Problem to work on:
The entries below are to be reproduced exactly, with their pictures omitted.

-- Opening Marker --

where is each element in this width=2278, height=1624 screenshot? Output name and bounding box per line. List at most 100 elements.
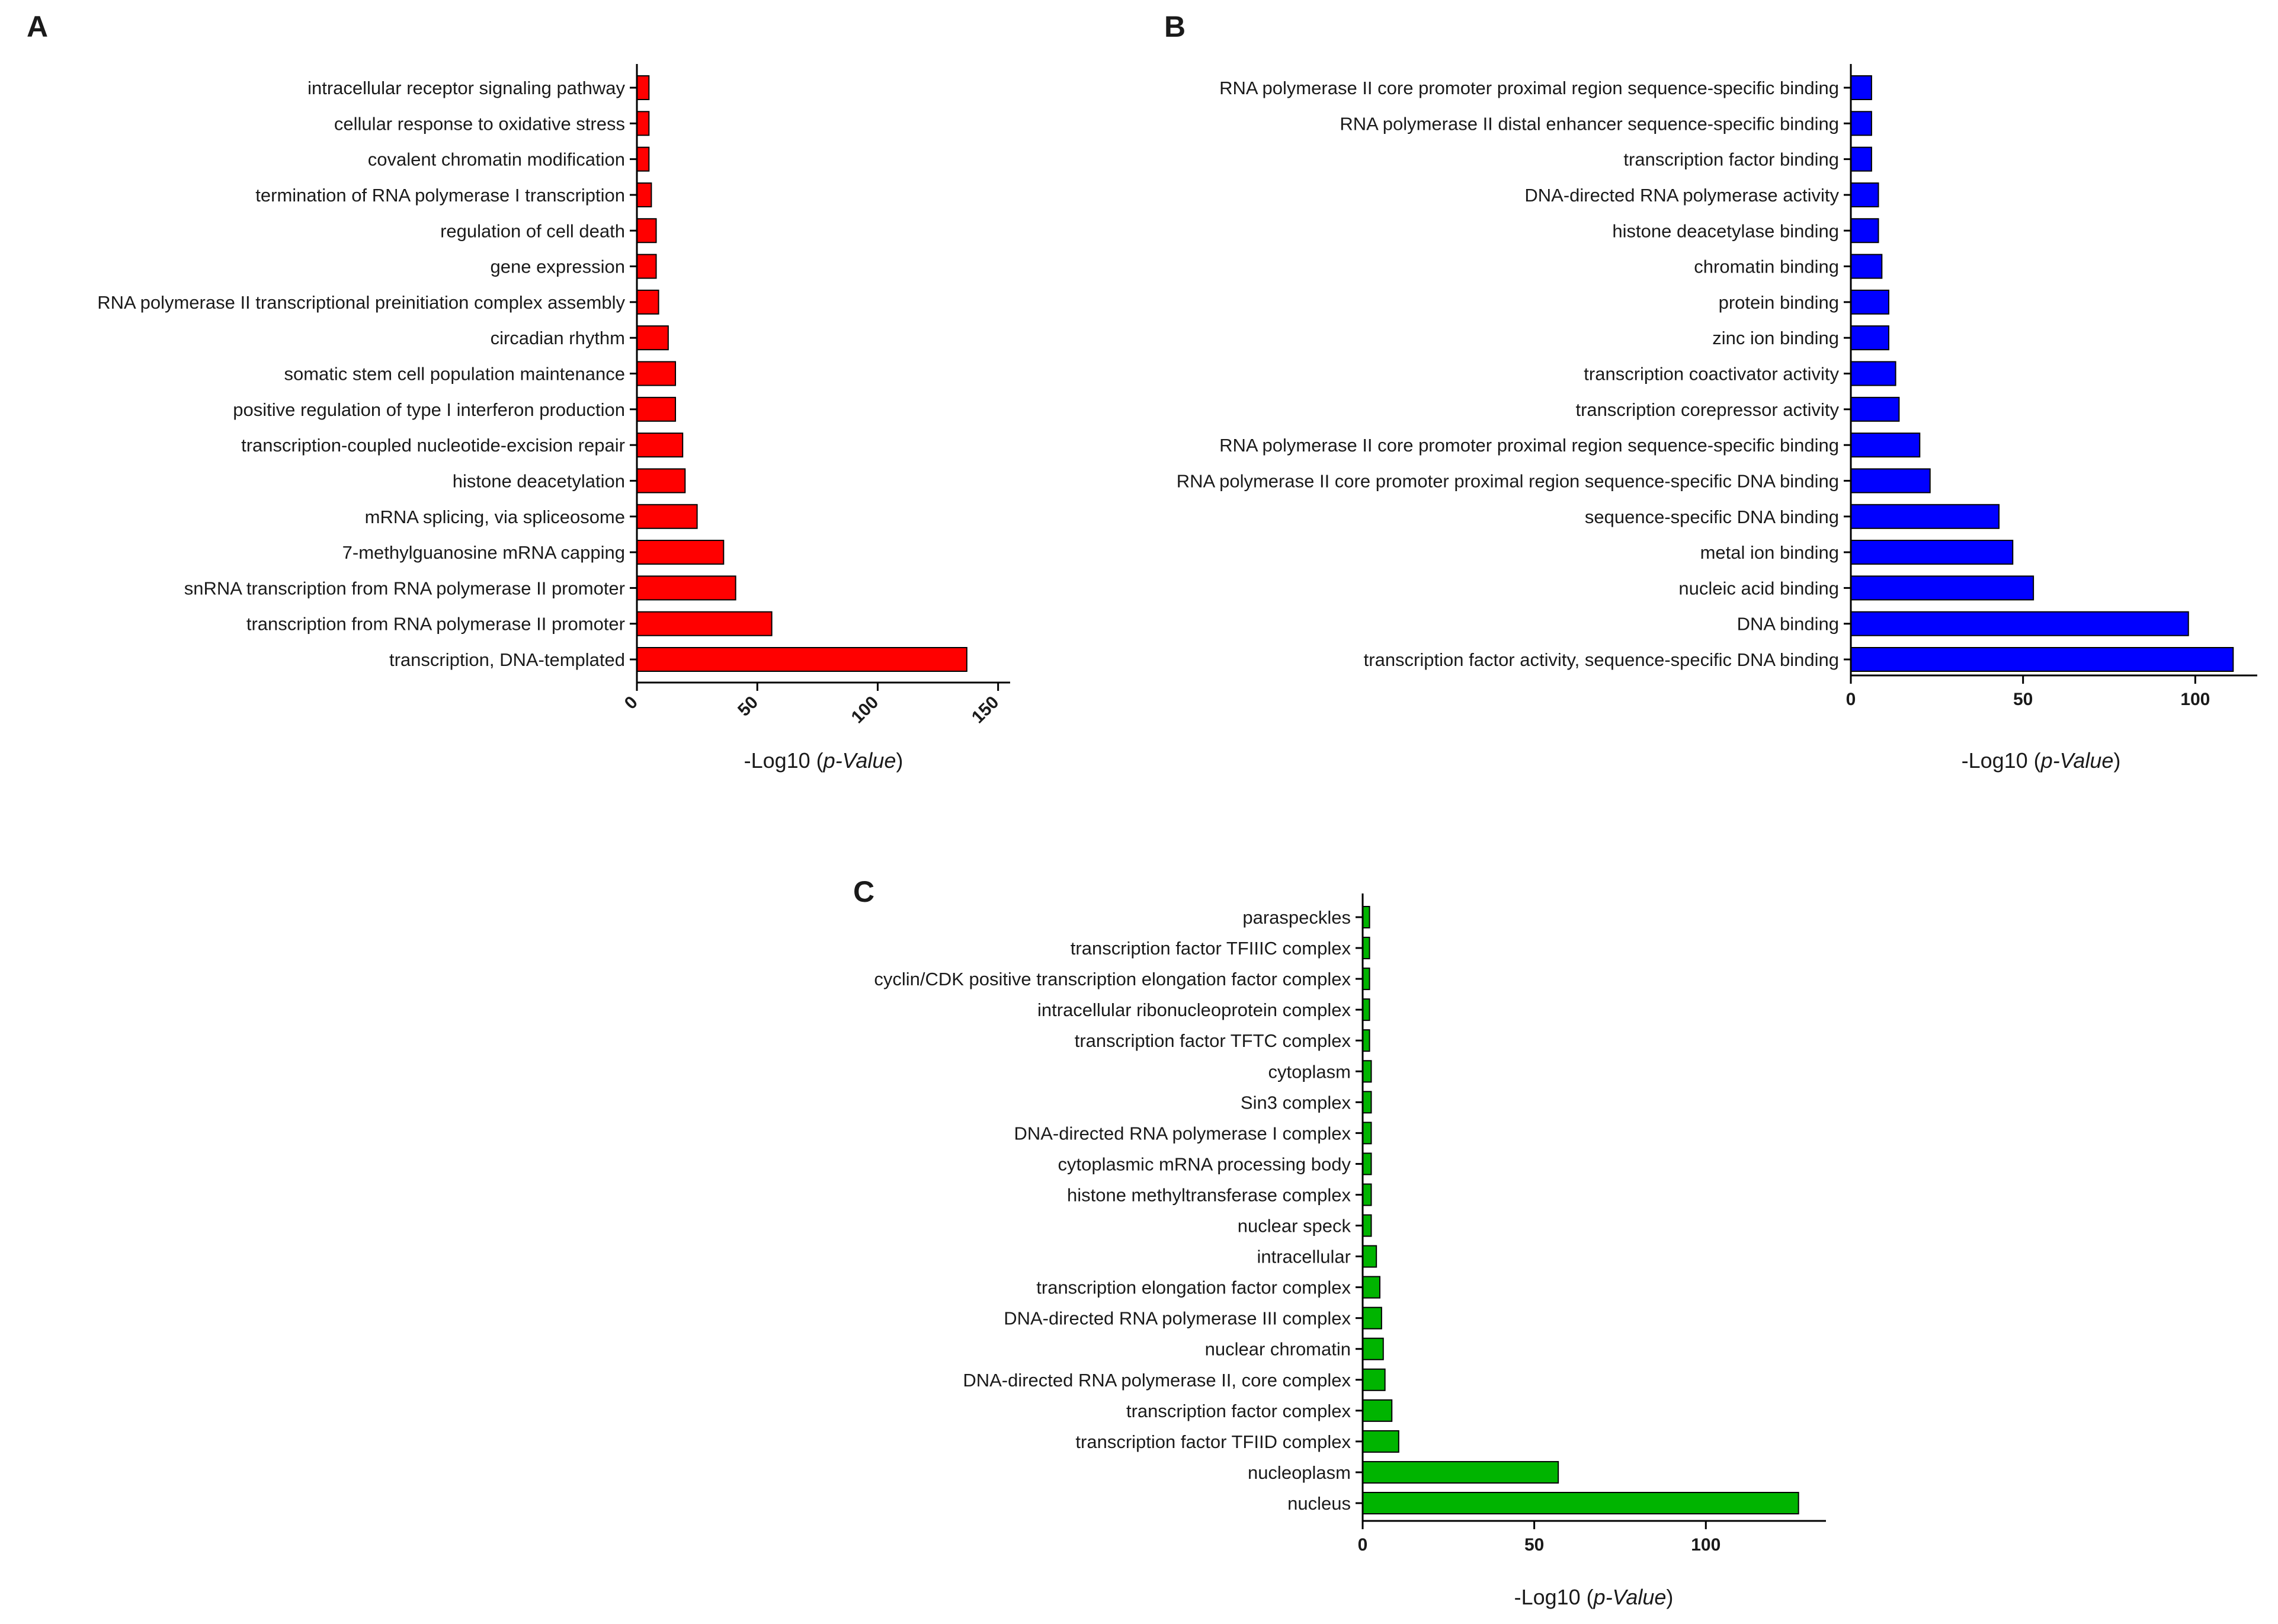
bar-b-10 — [1850, 396, 1900, 422]
category-label-a-12: histone deacetylation — [453, 470, 625, 491]
bar-b-3 — [1850, 146, 1872, 172]
category-label-c-8: DNA-directed RNA polymerase I complex — [1014, 1123, 1351, 1143]
bar-b-8 — [1850, 325, 1889, 351]
bar-c-6 — [1362, 1060, 1372, 1083]
category-label-b-14: metal ion binding — [1700, 542, 1839, 563]
x-axis-title-b: -Log10 (p-Value) — [1962, 748, 2121, 773]
category-label-b-4: DNA-directed RNA polymerase activity — [1524, 185, 1839, 206]
bar-b-17 — [1850, 647, 2234, 672]
bar-a-9 — [636, 361, 677, 386]
bar-b-11 — [1850, 433, 1921, 458]
bar-b-13 — [1850, 504, 2000, 529]
category-label-a-6: gene expression — [491, 257, 626, 277]
bar-b-15 — [1850, 575, 2034, 601]
category-label-b-10: transcription corepressor activity — [1576, 399, 1840, 420]
x-tick-label-c-0: 0 — [1358, 1535, 1368, 1555]
bar-a-16 — [636, 611, 773, 636]
bar-c-5 — [1362, 1029, 1370, 1052]
bar-c-4 — [1362, 998, 1370, 1021]
bar-c-17 — [1362, 1399, 1393, 1422]
category-label-c-7: Sin3 complex — [1241, 1092, 1351, 1113]
category-label-a-11: transcription-coupled nucleotide-excisio… — [241, 435, 625, 456]
x-axis-title-prefix: -Log10 ( — [744, 748, 824, 773]
bar-c-9 — [1362, 1152, 1372, 1175]
bar-c-2 — [1362, 937, 1370, 960]
category-label-a-15: snRNA transcription from RNA polymerase … — [184, 578, 625, 598]
bar-a-1 — [636, 75, 650, 100]
category-label-b-1: RNA polymerase II core promoter proximal… — [1219, 78, 1839, 98]
x-axis-title-suffix: ) — [1666, 1585, 1673, 1609]
bar-b-9 — [1850, 361, 1896, 386]
x-tick-label-b-0: 0 — [1846, 690, 1856, 709]
category-label-b-13: sequence-specific DNA binding — [1585, 507, 1839, 527]
category-label-a-13: mRNA splicing, via spliceosome — [365, 507, 625, 527]
category-label-c-19: nucleoplasm — [1248, 1462, 1351, 1483]
bar-a-5 — [636, 218, 657, 244]
category-label-c-3: cyclin/CDK positive transcription elonga… — [874, 969, 1351, 989]
panel-b: B RNA polymerase II core promoter proxima… — [1164, 10, 2257, 773]
category-label-a-1: intracellular receptor signaling pathway — [307, 78, 625, 98]
category-label-b-16: DNA binding — [1737, 614, 1839, 635]
category-label-a-17: transcription, DNA-templated — [389, 649, 625, 670]
bar-a-13 — [636, 504, 698, 529]
bar-c-20 — [1362, 1492, 1799, 1514]
bar-b-5 — [1850, 218, 1879, 244]
bar-c-18 — [1362, 1430, 1399, 1453]
bar-c-19 — [1362, 1460, 1559, 1484]
panel-letter-a: A — [27, 10, 48, 43]
category-label-b-7: protein binding — [1719, 292, 1839, 313]
bar-c-13 — [1362, 1276, 1380, 1299]
bar-c-1 — [1362, 906, 1370, 928]
category-label-a-3: covalent chromatin modification — [368, 149, 625, 170]
category-label-c-20: nucleus — [1287, 1493, 1351, 1514]
x-tick-label-a-150: 150 — [968, 693, 1003, 728]
panel-letter-b: B — [1164, 10, 1186, 43]
bar-c-12 — [1362, 1245, 1377, 1268]
bar-a-10 — [636, 396, 677, 422]
x-tick-label-c-100: 100 — [1691, 1535, 1720, 1555]
x-axis-title-italic: p-Value — [2040, 748, 2114, 773]
category-label-b-5: histone deacetylase binding — [1612, 220, 1839, 241]
category-label-c-18: transcription factor TFIID complex — [1075, 1431, 1351, 1452]
bar-a-2 — [636, 111, 650, 136]
bar-b-14 — [1850, 540, 2014, 565]
category-label-b-15: nucleic acid binding — [1678, 578, 1839, 598]
bar-a-6 — [636, 254, 657, 279]
bar-b-4 — [1850, 182, 1879, 207]
category-label-c-6: cytoplasm — [1268, 1061, 1351, 1082]
x-axis-title-prefix: -Log10 ( — [1514, 1585, 1594, 1609]
category-label-b-11: RNA polymerase II core promoter proximal… — [1219, 435, 1839, 456]
x-tick-label-a-0: 0 — [621, 693, 642, 713]
category-label-c-12: intracellular — [1257, 1247, 1351, 1267]
category-label-c-9: cytoplasmic mRNA processing body — [1058, 1154, 1351, 1174]
category-label-a-4: termination of RNA polymerase I transcri… — [255, 185, 625, 206]
bar-c-7 — [1362, 1091, 1372, 1114]
category-label-c-2: transcription factor TFIIIC complex — [1071, 938, 1351, 959]
category-label-b-12: RNA polymerase II core promoter proximal… — [1177, 470, 1839, 491]
bar-a-12 — [636, 468, 686, 494]
bar-c-11 — [1362, 1214, 1372, 1237]
panel-letter-c: C — [853, 875, 874, 908]
bar-a-3 — [636, 146, 650, 172]
category-label-a-16: transcription from RNA polymerase II pro… — [246, 614, 625, 635]
category-label-c-4: intracellular ribonucleoprotein complex — [1037, 1000, 1351, 1020]
x-axis-title-italic: p-Value — [823, 748, 896, 773]
bar-c-10 — [1362, 1183, 1372, 1206]
category-label-a-7: RNA polymerase II transcriptional preini… — [97, 292, 625, 313]
x-tick-label-a-100: 100 — [848, 693, 883, 728]
bar-a-7 — [636, 289, 659, 315]
x-axis-title-suffix: ) — [896, 748, 903, 773]
category-label-c-15: nuclear chromatin — [1205, 1339, 1351, 1360]
category-label-b-6: chromatin binding — [1694, 257, 1839, 277]
category-label-c-1: paraspeckles — [1242, 907, 1351, 928]
bar-c-15 — [1362, 1337, 1384, 1360]
category-label-c-10: histone methyltransferase complex — [1067, 1184, 1351, 1205]
category-label-a-10: positive regulation of type I interferon… — [233, 399, 625, 420]
category-label-c-11: nuclear speck — [1238, 1216, 1351, 1237]
bar-b-16 — [1850, 611, 2189, 636]
bar-a-14 — [636, 540, 725, 565]
category-label-b-2: RNA polymerase II distal enhancer sequen… — [1340, 113, 1839, 134]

-- Closing Marker --

Result of the exercise:
where is each element in this width=2278, height=1624 screenshot? Output name and bounding box per line. List at most 100 elements.
bar-b-10 — [1850, 396, 1900, 422]
category-label-a-12: histone deacetylation — [453, 470, 625, 491]
bar-b-3 — [1850, 146, 1872, 172]
category-label-c-8: DNA-directed RNA polymerase I complex — [1014, 1123, 1351, 1143]
bar-b-8 — [1850, 325, 1889, 351]
bar-c-6 — [1362, 1060, 1372, 1083]
category-label-b-14: metal ion binding — [1700, 542, 1839, 563]
x-axis-title-b: -Log10 (p-Value) — [1962, 748, 2121, 773]
category-label-b-4: DNA-directed RNA polymerase activity — [1524, 185, 1839, 206]
bar-b-17 — [1850, 647, 2234, 672]
bar-a-9 — [636, 361, 677, 386]
bar-b-11 — [1850, 433, 1921, 458]
bar-b-13 — [1850, 504, 2000, 529]
category-label-a-6: gene expression — [491, 257, 626, 277]
bar-b-15 — [1850, 575, 2034, 601]
category-label-b-10: transcription corepressor activity — [1576, 399, 1840, 420]
x-tick-label-c-0: 0 — [1358, 1535, 1368, 1555]
bar-a-16 — [636, 611, 773, 636]
bar-c-5 — [1362, 1029, 1370, 1052]
bar-c-4 — [1362, 998, 1370, 1021]
bar-c-17 — [1362, 1399, 1393, 1422]
category-label-c-7: Sin3 complex — [1241, 1092, 1351, 1113]
category-label-a-11: transcription-coupled nucleotide-excisio… — [241, 435, 625, 456]
x-axis-title-prefix: -Log10 ( — [744, 748, 824, 773]
bar-c-9 — [1362, 1152, 1372, 1175]
bar-c-2 — [1362, 937, 1370, 960]
category-label-a-15: snRNA transcription from RNA polymerase … — [184, 578, 625, 598]
bar-a-1 — [636, 75, 650, 100]
category-label-b-1: RNA polymerase II core promoter proximal… — [1219, 78, 1839, 98]
x-axis-title-suffix: ) — [1666, 1585, 1673, 1609]
bar-b-9 — [1850, 361, 1896, 386]
x-tick-label-b-0: 0 — [1846, 690, 1856, 709]
category-label-b-13: sequence-specific DNA binding — [1585, 507, 1839, 527]
category-label-a-13: mRNA splicing, via spliceosome — [365, 507, 625, 527]
category-label-c-19: nucleoplasm — [1248, 1462, 1351, 1483]
bar-a-5 — [636, 218, 657, 244]
category-label-c-3: cyclin/CDK positive transcription elonga… — [874, 969, 1351, 989]
panel-b: B RNA polymerase II core promoter proxima… — [1164, 10, 2257, 773]
category-label-a-1: intracellular receptor signaling pathway — [307, 78, 625, 98]
category-label-b-16: DNA binding — [1737, 614, 1839, 635]
category-label-a-17: transcription, DNA-templated — [389, 649, 625, 670]
bar-a-13 — [636, 504, 698, 529]
bar-c-20 — [1362, 1492, 1799, 1514]
bar-b-5 — [1850, 218, 1879, 244]
bar-c-18 — [1362, 1430, 1399, 1453]
bar-c-19 — [1362, 1460, 1559, 1484]
panel-letter-a: A — [27, 10, 48, 43]
category-label-b-7: protein binding — [1719, 292, 1839, 313]
bar-c-13 — [1362, 1276, 1380, 1299]
bar-c-1 — [1362, 906, 1370, 928]
category-label-a-3: covalent chromatin modification — [368, 149, 625, 170]
category-label-c-20: nucleus — [1287, 1493, 1351, 1514]
x-tick-label-a-150: 150 — [968, 693, 1003, 728]
panel-letter-b: B — [1164, 10, 1186, 43]
bar-c-12 — [1362, 1245, 1377, 1268]
bar-a-10 — [636, 396, 677, 422]
x-tick-label-c-100: 100 — [1691, 1535, 1720, 1555]
x-axis-title-italic: p-Value — [2040, 748, 2114, 773]
category-label-b-5: histone deacetylase binding — [1612, 220, 1839, 241]
category-label-c-18: transcription factor TFIID complex — [1075, 1431, 1351, 1452]
bar-a-2 — [636, 111, 650, 136]
bar-b-14 — [1850, 540, 2014, 565]
category-label-b-15: nucleic acid binding — [1678, 578, 1839, 598]
bar-a-6 — [636, 254, 657, 279]
bar-b-4 — [1850, 182, 1879, 207]
category-label-c-6: cytoplasm — [1268, 1061, 1351, 1082]
x-axis-title-prefix: -Log10 ( — [1514, 1585, 1594, 1609]
category-label-b-11: RNA polymerase II core promoter proximal… — [1219, 435, 1839, 456]
x-tick-label-a-0: 0 — [621, 693, 642, 713]
category-label-c-12: intracellular — [1257, 1247, 1351, 1267]
category-label-c-9: cytoplasmic mRNA processing body — [1058, 1154, 1351, 1174]
category-label-a-4: termination of RNA polymerase I transcri… — [255, 185, 625, 206]
bar-c-7 — [1362, 1091, 1372, 1114]
category-label-c-2: transcription factor TFIIIC complex — [1071, 938, 1351, 959]
category-label-b-12: RNA polymerase II core promoter proximal… — [1177, 470, 1839, 491]
bar-a-12 — [636, 468, 686, 494]
bar-c-11 — [1362, 1214, 1372, 1237]
panel-letter-c: C — [853, 875, 874, 908]
bar-a-3 — [636, 146, 650, 172]
category-label-a-16: transcription from RNA polymerase II pro… — [246, 614, 625, 635]
category-label-c-4: intracellular ribonucleoprotein complex — [1037, 1000, 1351, 1020]
x-axis-title-italic: p-Value — [823, 748, 896, 773]
bar-c-10 — [1362, 1183, 1372, 1206]
category-label-a-7: RNA polymerase II transcriptional preini… — [97, 292, 625, 313]
x-tick-label-a-100: 100 — [848, 693, 883, 728]
bar-a-7 — [636, 289, 659, 315]
x-axis-title-suffix: ) — [896, 748, 903, 773]
category-label-c-15: nuclear chromatin — [1205, 1339, 1351, 1360]
category-label-b-6: chromatin binding — [1694, 257, 1839, 277]
category-label-c-1: paraspeckles — [1242, 907, 1351, 928]
bar-c-15 — [1362, 1337, 1384, 1360]
category-label-c-10: histone methyltransferase complex — [1067, 1184, 1351, 1205]
category-label-a-10: positive regulation of type I interferon… — [233, 399, 625, 420]
category-label-c-11: nuclear speck — [1238, 1216, 1351, 1237]
bar-b-16 — [1850, 611, 2189, 636]
bar-a-14 — [636, 540, 725, 565]
category-label-b-2: RNA polymerase II distal enhancer sequen… — [1340, 113, 1839, 134]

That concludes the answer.